**YOUR OBJECTIVE:**
Give a count of the lines below that have the string "также" in them, with no other words.
-- Begin GIVEN DATA --
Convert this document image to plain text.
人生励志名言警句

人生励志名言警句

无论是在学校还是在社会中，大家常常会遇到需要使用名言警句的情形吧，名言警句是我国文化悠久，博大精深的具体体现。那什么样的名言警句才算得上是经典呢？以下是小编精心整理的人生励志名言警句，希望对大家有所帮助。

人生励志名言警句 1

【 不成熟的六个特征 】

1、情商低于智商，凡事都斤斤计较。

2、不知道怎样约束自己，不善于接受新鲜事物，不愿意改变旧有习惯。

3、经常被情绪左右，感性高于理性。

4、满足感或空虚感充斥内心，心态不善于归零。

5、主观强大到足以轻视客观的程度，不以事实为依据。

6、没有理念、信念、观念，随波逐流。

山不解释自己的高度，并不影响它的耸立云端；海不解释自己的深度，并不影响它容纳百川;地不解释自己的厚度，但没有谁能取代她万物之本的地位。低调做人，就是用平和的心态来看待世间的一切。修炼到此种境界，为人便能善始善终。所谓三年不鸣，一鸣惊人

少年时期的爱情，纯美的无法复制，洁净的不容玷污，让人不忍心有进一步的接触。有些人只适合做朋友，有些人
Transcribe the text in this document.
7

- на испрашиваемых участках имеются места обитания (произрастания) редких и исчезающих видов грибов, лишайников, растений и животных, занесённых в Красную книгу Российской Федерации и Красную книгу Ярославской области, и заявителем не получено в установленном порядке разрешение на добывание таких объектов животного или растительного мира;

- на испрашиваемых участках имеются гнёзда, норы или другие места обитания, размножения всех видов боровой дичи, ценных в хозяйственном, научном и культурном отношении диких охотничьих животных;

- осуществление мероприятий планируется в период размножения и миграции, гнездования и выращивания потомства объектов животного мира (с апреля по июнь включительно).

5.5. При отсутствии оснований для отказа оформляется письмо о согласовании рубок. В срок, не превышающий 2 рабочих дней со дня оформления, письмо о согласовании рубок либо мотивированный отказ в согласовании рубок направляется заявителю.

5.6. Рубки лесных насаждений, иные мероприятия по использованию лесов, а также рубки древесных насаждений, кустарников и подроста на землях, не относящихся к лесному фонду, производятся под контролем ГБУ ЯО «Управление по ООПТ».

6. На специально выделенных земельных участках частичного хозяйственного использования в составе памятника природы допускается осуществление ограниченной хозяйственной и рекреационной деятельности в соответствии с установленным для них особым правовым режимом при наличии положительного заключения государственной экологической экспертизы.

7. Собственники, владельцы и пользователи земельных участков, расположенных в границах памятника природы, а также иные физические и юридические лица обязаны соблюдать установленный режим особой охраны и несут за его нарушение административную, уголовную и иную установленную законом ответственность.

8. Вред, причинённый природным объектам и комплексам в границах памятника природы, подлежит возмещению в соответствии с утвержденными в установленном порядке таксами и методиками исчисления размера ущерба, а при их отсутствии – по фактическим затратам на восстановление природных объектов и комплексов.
-- End GIVEN DATA --
**SOLUTION TO THIS EXERCISE:**
2